▶ [ACTIVITIES]
**A)** Reproduce the article on social media use word for word, starting at "The Student News" and ending at "lives but ourselves.".
**B)** Pick up the article on social media use where it stops and keep writing it.

▶ [SELECTED TEXT]

The Prowl

The Student News Site of Weston Ranch High School

The Prowl

The Prowl

Be Careful With Your Social Media Use

Social media can be a double-edged sword. It brought so many great things into our lives. We have easy access to talk to family, friends, or significant others any time or any place, which is a wonderful thing. Still, it also created a world where we are unhealthily hyper-focused on everyone else’s lives but ourselves.

If you are like me, you use social media to connect with friends, family, watch videos, or use it simply because you are bored. Still, the amount of screen time on social media has increased significantly over the last decade, which is not a good thing. Like other behavioral addictions, social media can influence your brain in very harmful ways. Some use social media compulsively or excessively. Not everyone who uses social media can or will develop an addiction. Still, because this activity is becoming so much more popular and accessible, the number of those using social media unhealthily will increase.

▶ [ENTRIES PROVIDED]
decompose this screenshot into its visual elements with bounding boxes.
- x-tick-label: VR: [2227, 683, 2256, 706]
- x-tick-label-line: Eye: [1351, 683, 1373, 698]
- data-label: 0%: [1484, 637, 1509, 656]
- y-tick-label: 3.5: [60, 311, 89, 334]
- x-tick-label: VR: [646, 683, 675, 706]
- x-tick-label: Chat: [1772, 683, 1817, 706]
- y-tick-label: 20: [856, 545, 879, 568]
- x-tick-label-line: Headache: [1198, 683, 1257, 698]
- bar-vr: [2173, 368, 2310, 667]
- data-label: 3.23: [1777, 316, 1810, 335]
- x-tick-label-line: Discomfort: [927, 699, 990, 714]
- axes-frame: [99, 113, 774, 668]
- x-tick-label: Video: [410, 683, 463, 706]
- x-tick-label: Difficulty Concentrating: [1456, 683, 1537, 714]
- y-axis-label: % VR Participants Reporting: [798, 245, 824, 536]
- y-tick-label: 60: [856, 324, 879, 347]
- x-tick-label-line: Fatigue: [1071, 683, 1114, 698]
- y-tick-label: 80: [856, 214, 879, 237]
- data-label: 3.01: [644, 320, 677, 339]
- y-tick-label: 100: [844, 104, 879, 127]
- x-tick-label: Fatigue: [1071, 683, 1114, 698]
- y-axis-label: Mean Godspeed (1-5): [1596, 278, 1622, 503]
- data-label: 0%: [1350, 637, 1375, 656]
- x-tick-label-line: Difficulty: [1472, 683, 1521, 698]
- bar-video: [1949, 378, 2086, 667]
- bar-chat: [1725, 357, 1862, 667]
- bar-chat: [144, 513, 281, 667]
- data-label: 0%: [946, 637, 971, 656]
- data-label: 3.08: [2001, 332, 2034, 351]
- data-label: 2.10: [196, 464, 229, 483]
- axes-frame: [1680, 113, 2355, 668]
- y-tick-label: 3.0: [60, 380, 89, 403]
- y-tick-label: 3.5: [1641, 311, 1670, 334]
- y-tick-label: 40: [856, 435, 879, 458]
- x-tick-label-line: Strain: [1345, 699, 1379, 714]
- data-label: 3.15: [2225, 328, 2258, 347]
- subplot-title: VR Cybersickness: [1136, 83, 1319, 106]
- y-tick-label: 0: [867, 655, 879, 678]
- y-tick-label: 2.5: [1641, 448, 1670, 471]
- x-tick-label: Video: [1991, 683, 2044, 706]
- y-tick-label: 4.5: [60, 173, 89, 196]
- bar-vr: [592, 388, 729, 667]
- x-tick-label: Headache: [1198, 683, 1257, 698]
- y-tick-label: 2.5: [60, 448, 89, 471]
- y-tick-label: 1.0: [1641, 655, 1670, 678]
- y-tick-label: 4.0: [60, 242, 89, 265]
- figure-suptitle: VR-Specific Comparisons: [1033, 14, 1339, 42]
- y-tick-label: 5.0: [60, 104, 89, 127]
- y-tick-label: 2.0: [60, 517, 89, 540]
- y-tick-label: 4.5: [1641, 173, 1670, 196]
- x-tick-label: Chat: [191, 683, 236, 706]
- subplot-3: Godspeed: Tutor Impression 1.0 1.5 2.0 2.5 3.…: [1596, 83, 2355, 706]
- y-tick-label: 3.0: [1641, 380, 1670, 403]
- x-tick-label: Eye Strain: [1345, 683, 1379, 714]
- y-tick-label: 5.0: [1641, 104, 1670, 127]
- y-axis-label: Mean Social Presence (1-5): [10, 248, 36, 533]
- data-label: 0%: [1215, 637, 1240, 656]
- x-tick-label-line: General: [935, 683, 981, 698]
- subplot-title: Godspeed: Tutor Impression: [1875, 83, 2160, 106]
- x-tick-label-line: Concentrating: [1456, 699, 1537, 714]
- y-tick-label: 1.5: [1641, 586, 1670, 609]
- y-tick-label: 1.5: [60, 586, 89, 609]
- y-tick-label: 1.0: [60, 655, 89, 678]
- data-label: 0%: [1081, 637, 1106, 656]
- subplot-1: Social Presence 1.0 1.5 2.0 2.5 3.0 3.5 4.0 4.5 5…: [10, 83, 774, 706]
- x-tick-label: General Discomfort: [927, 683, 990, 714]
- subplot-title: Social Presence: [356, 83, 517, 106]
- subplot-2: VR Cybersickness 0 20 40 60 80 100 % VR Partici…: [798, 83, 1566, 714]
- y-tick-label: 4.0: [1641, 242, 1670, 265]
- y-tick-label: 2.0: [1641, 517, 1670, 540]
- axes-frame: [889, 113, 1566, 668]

▶ [ANSWERS BY TASK]
**A)**
The Student News Site of Weston Ranch High School

The Prowl

The Prowl

Be Careful With Your Social Media Use

Social media can be a double-edged sword. It brought so many great things into our lives. We have easy access to talk to family, friends, or significant others any time or any place, which is a wonderful thing. Still, it also created a world where we are unhealthily hyper-focused on everyone else’s lives but ourselves.

**B)**
Why is social media so addicting? I am sure it can seem fun and relaxing, but the developers of social media apps created them for you to use as much as possible. When we log on to our favorite apps, we get little bursts of dopamine signals to our brain. Dopamine is a chemical that is associated with pleasure. When you are using your favorite apps, you will inevitably experience something that will make you happy, which makes your brain identify this activity as something rewarding that you should repeat. These dopamine hits are only encountered while using social media, like the way your brain reacts to getting dopamine from other addictions, like nicotine. Eventually, you will go back to where your mind associates the source of happiness.

While I wholeheartedly agree that social media can be a beautiful thing, it has created a trap where we always want to go back to it. So, I will give you some advice on how much you should use social media every day. A study published by the Journal of Social and Clinical Psychology recommended that you keep social media use 30 minutes a day. The study authors monitored participants’ social media use across three platforms and gauged their mental health during use. The authors then separated the students into two separate groups. One group was told to keep using social media as much as they usually use, and the other group was tasked with limiting social media use to 30 minutes per day. The study reported that when volunteers reduced their social media use, they experienced a “significant improvement in well-being, exhibiting reduced loneliness and depression” (Holmes).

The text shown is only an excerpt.